Task objective:
Type out the data exactly as given. Skip any image.

── Data records ──

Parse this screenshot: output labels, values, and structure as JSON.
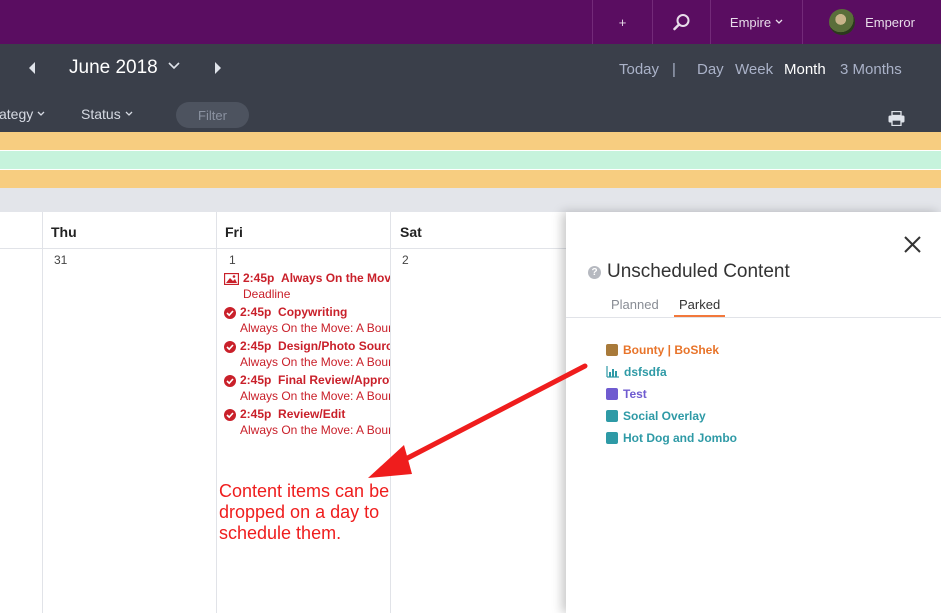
{
  "topbar": {
    "add_icon": "plus-icon",
    "search_icon": "search-icon",
    "workspace_label": "Empire",
    "user_name": "Emperor"
  },
  "nav": {
    "month_title": "June 2018",
    "today": "Today",
    "separator": "|",
    "views": [
      "Day",
      "Week",
      "Month",
      "3 Months"
    ],
    "active_view": "Month"
  },
  "filters": {
    "category_label": "ategy",
    "status_label": "Status",
    "filter_button": "Filter"
  },
  "calendar": {
    "headers": [
      "Thu",
      "Fri",
      "Sat"
    ],
    "day_numbers": [
      "31",
      "1",
      "2"
    ],
    "events": [
      {
        "time": "2:45p",
        "title": "Always On the Move",
        "sub": "Deadline",
        "icon": "image-icon"
      },
      {
        "time": "2:45p",
        "title": "Copywriting",
        "sub": "Always On the Move: A Bour",
        "icon": "check-circle-icon"
      },
      {
        "time": "2:45p",
        "title": "Design/Photo Sourci",
        "sub": "Always On the Move: A Bour",
        "icon": "check-circle-icon"
      },
      {
        "time": "2:45p",
        "title": "Final Review/Approv",
        "sub": "Always On the Move: A Bour",
        "icon": "check-circle-icon"
      },
      {
        "time": "2:45p",
        "title": "Review/Edit",
        "sub": "Always On the Move: A Bour",
        "icon": "check-circle-icon"
      }
    ],
    "annotation": "Content items can be dropped on a day to schedule them."
  },
  "panel": {
    "title": "Unscheduled Content",
    "tabs": [
      "Planned",
      "Parked"
    ],
    "active_tab": "Parked",
    "items": [
      {
        "label": "Bounty | BoShek",
        "color": "#e8742a",
        "icon": "bounty-icon"
      },
      {
        "label": "dsfsdfa",
        "color": "#2e9aa6",
        "icon": "chart-icon"
      },
      {
        "label": "Test",
        "color": "#6f5bd0",
        "icon": "twitter-icon"
      },
      {
        "label": "Social Overlay",
        "color": "#2e9aa6",
        "icon": "twitter-icon"
      },
      {
        "label": "Hot Dog and Jombo",
        "color": "#2e9aa6",
        "icon": "rss-icon"
      }
    ]
  },
  "colors": {
    "topbar": "#5a0d61",
    "navbar": "#3a3f4a",
    "accent": "#f2783b",
    "event_red": "#c9202a",
    "annotation_red": "#ef1d1d"
  }
}
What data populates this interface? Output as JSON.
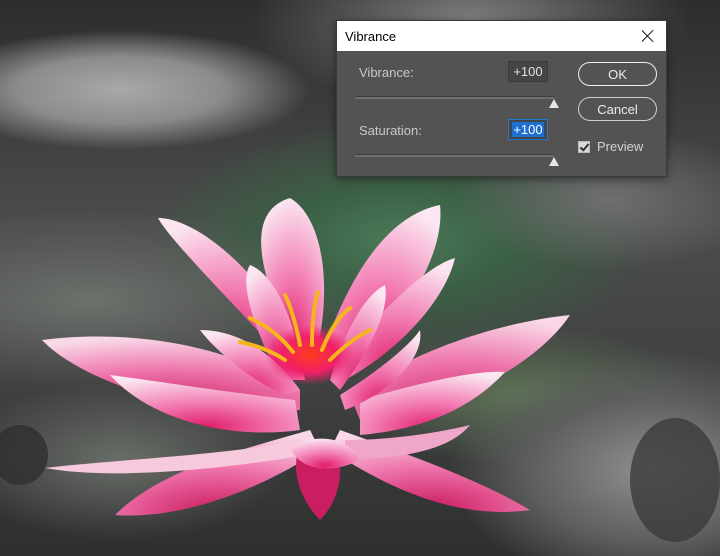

───

Expected answer:
Parse this screenshot: output labels, values, and structure as JSON.
{
  "topbar": {
    "add_icon": "plus-icon",
    "search_icon": "search-icon",
    "workspace_label": "Empire",
    "user_name": "Emperor"
  },
  "nav": {
    "month_title": "June 2018",
    "today": "Today",
    "separator": "|",
    "views": [
      "Day",
      "Week",
      "Month",
      "3 Months"
    ],
    "active_view": "Month"
  },
  "filters": {
    "category_label": "ategy",
    "status_label": "Status",
    "filter_button": "Filter"
  },
  "calendar": {
    "headers": [
      "Thu",
      "Fri",
      "Sat"
    ],
    "day_numbers": [
      "31",
      "1",
      "2"
    ],
    "events": [
      {
        "time": "2:45p",
        "title": "Always On the Move",
        "sub": "Deadline",
        "icon": "image-icon"
      },
      {
        "time": "2:45p",
        "title": "Copywriting",
        "sub": "Always On the Move: A Bour",
        "icon": "check-circle-icon"
      },
      {
        "time": "2:45p",
        "title": "Design/Photo Sourci",
        "sub": "Always On the Move: A Bour",
        "icon": "check-circle-icon"
      },
      {
        "time": "2:45p",
        "title": "Final Review/Approv",
        "sub": "Always On the Move: A Bour",
        "icon": "check-circle-icon"
      },
      {
        "time": "2:45p",
        "title": "Review/Edit",
        "sub": "Always On the Move: A Bour",
        "icon": "check-circle-icon"
      }
    ],
    "annotation": "Content items can be dropped on a day to schedule them."
  },
  "panel": {
    "title": "Unscheduled Content",
    "tabs": [
      "Planned",
      "Parked"
    ],
    "active_tab": "Parked",
    "items": [
      {
        "label": "Bounty | BoShek",
        "color": "#e8742a",
        "icon": "bounty-icon"
      },
      {
        "label": "dsfsdfa",
        "color": "#2e9aa6",
        "icon": "chart-icon"
      },
      {
        "label": "Test",
        "color": "#6f5bd0",
        "icon": "twitter-icon"
      },
      {
        "label": "Social Overlay",
        "color": "#2e9aa6",
        "icon": "twitter-icon"
      },
      {
        "label": "Hot Dog and Jombo",
        "color": "#2e9aa6",
        "icon": "rss-icon"
      }
    ]
  },
  "colors": {
    "topbar": "#5a0d61",
    "navbar": "#3a3f4a",
    "accent": "#f2783b",
    "event_red": "#c9202a",
    "annotation_red": "#ef1d1d"
  }
}
What data populates this interface? Output as JSON.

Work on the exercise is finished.